Brano del documento »
Sentenza Sentenza Cassazione Civile n. 16251 del 09/07/2010

Cassazione civile sez. III, 09/07/2010, (ud. 20/05/2010, dep. 09/07/2010), n.16251

LA CORTE SUPREMA DI CASSAZIONE

SEZIONE TERZA CIVILE

Composta dagli Ill.mi Sigg.ri Magistrati:

Dott. FINOCCHIARO Mario – Presidente –

Dott. MASSERA Maurizio – rel. Consigliere –

Dott. SEGRETO Antonio – Consigliere –

Dott. VIVALDI Roberta – Consigliere –

Dott. AMBROSIO Annamaria – Consigliere –

ha pronunciato la seguente:

ordinanza

sul ricorso 20236/2009 proposto da:

ISTITUTO DI STATO PER LA CINEMATOGRAFIA E LA TELEVISIONE ”

(OMISSIS)” in persona del legale rappresentante pro tempore,

elettivamente domiciliato in ROMA, VIA DEI PORTOGHESI 12, presso

l’AVVOCATURA GENERALE DELLO STATO, che lo rappresenta e difende, ope

legis;

– ricorrente –

contro

GIUSEPPE TEMPESTINI & C. SRL, T.U.A.,

legale

rappresentante della Giuseppe Tempestini & C. Srl;

– intimati –

avverso la sentenza n. 2798/2008 della CORTE D’APPELLO di ROMA del

29.5.08, depositata il 30/06/2008;

udita la relazione della causa svolta nella Camera di consiglio del

20/05/2010 dal Consigliere Relatore Dott. MAURIZIO MASSERA.

E’ presente il P.G. in persona del Dott. RICCARDO FUZIO.

Compiti »
(a) Ripeti il brano del documento, tutto da "rappresentante della Giuseppe" giù fino a "Dott. MAURIZIO MASSERA.".
(b) Nel brano del documento, chi ricopre il ruolo di Presidente del collegio?

Record estratti »

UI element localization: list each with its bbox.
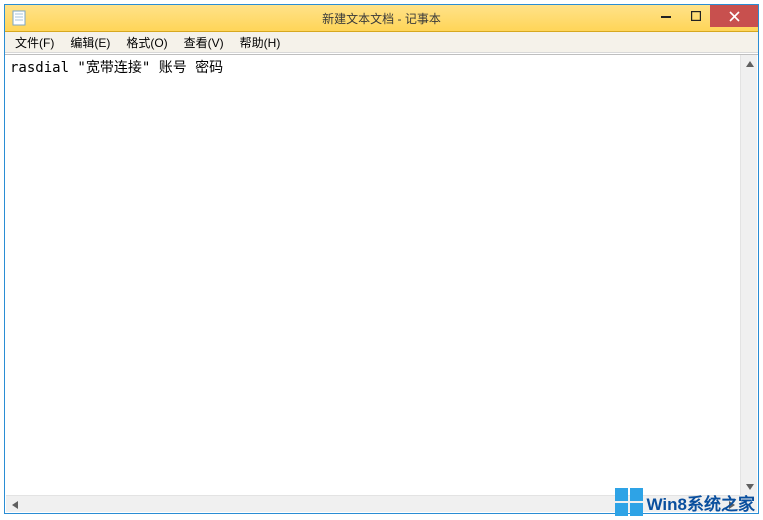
watermark-text: Win8系统之家: [647, 490, 755, 515]
window-controls: [650, 5, 758, 27]
notepad-window: 新建文本文档 - 记事本 文件(F) 编辑(E) 格式(O) 查看(V) 帮助(…: [4, 4, 759, 514]
menubar: 文件(F) 编辑(E) 格式(O) 查看(V) 帮助(H): [5, 32, 758, 53]
editor-area: rasdial "宽带连接" 账号 密码: [5, 54, 758, 513]
vertical-scrollbar[interactable]: [740, 55, 757, 495]
close-icon: [729, 11, 740, 22]
maximize-icon: [691, 11, 701, 21]
menu-view[interactable]: 查看(V): [176, 32, 232, 53]
scroll-up-icon[interactable]: [741, 55, 758, 72]
menu-edit[interactable]: 编辑(E): [62, 32, 118, 53]
notepad-icon: [11, 10, 27, 26]
minimize-icon: [661, 11, 671, 21]
titlebar[interactable]: 新建文本文档 - 记事本: [5, 5, 758, 32]
close-button[interactable]: [710, 5, 758, 27]
scroll-left-icon[interactable]: [6, 496, 23, 513]
text-editor[interactable]: rasdial "宽带连接" 账号 密码: [6, 55, 740, 495]
windows-logo-icon: [615, 488, 643, 516]
maximize-button[interactable]: [682, 5, 710, 27]
minimize-button[interactable]: [650, 5, 682, 27]
menu-format[interactable]: 格式(O): [118, 32, 175, 53]
watermark: Win8系统之家: [615, 488, 755, 516]
menu-help[interactable]: 帮助(H): [232, 32, 289, 53]
menu-file[interactable]: 文件(F): [7, 32, 62, 53]
window-title: 新建文本文档 - 记事本: [5, 10, 758, 27]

Soluzioni »
(a)
rappresentante della Giuseppe Tempestini & C. Srl;

– intimati –

avverso la sentenza n. 2798/2008 della CORTE D’APPELLO di ROMA del

29.5.08, depositata il 30/06/2008;

udita la relazione della causa svolta nella Camera di consiglio del

20/05/2010 dal Consigliere Relatore Dott. MAURIZIO MASSERA.

(b) Il Dott. Mario Finocchiaro.